Extracted information

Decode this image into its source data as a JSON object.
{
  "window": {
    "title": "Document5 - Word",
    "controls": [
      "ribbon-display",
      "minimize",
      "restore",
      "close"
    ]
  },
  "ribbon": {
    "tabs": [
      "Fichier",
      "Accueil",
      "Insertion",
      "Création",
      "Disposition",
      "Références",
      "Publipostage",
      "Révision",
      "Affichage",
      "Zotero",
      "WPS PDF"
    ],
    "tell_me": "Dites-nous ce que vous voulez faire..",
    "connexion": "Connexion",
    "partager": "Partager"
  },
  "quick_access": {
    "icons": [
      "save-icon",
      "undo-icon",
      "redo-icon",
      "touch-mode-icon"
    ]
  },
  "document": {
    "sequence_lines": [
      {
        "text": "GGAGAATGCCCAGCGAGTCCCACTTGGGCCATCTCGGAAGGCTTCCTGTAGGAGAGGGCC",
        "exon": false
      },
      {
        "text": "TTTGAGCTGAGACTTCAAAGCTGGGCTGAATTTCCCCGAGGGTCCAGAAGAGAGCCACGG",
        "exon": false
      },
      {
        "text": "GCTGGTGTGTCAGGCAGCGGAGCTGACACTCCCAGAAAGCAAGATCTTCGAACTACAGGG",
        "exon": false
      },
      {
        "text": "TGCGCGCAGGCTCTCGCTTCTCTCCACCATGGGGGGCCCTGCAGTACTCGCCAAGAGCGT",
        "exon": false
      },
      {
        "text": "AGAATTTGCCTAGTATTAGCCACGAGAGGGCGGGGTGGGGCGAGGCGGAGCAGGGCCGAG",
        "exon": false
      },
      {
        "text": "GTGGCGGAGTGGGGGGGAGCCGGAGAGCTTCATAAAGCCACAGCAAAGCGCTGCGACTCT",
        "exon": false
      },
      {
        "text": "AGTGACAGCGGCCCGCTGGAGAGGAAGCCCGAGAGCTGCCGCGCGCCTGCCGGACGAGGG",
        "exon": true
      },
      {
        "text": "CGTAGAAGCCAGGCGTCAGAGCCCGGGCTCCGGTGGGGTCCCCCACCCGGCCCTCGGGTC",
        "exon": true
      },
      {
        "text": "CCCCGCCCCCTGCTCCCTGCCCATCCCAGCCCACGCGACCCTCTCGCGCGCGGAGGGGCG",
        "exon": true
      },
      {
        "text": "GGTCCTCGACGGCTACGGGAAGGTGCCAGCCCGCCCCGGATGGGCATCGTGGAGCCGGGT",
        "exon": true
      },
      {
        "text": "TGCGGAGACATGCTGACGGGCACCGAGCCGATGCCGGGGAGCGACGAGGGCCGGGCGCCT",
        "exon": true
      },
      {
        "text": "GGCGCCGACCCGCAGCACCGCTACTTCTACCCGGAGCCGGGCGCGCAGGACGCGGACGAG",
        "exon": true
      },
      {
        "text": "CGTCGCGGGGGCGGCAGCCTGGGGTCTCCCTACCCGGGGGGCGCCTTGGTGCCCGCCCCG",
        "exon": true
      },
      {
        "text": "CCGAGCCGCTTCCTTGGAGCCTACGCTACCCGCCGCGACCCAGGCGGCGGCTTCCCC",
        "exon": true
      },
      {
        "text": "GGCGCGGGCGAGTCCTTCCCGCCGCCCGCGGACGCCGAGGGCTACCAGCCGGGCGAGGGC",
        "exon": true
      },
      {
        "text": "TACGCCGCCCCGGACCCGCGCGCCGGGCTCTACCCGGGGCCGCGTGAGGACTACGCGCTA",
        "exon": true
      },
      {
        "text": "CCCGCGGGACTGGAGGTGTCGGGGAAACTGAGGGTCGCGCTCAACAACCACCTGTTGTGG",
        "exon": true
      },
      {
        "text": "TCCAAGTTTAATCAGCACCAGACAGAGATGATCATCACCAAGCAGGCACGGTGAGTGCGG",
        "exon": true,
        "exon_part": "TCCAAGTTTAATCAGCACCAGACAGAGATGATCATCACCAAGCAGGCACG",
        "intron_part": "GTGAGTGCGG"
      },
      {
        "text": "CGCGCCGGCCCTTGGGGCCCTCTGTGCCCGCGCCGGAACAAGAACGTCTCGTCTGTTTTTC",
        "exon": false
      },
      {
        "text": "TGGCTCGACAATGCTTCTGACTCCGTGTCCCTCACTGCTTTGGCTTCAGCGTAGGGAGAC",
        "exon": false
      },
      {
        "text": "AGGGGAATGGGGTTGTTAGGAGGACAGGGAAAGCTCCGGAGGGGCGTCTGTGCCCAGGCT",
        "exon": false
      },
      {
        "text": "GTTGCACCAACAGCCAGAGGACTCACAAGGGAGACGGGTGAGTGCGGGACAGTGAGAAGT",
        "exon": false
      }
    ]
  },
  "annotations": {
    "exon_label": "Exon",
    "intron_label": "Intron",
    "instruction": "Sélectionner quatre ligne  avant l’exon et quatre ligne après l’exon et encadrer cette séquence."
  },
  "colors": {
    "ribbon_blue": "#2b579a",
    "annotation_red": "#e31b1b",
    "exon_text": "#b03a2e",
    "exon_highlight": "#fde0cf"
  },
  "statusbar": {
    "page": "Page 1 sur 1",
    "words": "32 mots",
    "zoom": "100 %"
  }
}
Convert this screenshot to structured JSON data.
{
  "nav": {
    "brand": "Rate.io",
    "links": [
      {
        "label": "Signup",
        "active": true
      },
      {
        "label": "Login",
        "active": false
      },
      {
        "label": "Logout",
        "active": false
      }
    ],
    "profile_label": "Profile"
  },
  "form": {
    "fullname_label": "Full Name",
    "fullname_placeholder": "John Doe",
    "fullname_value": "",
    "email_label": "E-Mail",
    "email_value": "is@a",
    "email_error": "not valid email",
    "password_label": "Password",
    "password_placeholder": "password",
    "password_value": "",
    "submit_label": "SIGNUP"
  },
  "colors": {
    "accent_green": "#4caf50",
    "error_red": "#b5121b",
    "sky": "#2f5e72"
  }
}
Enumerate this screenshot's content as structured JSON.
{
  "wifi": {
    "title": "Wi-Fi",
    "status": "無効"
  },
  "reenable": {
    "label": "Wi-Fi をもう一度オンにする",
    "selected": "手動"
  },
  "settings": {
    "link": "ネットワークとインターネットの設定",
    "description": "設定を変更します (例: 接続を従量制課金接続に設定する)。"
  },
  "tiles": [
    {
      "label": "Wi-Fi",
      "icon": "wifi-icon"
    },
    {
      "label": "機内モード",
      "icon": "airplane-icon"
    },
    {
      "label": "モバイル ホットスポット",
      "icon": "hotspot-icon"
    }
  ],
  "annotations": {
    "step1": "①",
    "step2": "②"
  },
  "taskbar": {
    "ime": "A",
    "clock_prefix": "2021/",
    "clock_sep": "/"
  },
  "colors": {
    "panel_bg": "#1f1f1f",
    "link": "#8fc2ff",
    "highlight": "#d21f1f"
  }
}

Goal
Copy out every line with the word "JSON".

Expected answer
Decode this image into its source data as a JSON object.
Convert this screenshot to structured JSON data.
Enumerate this screenshot's content as structured JSON.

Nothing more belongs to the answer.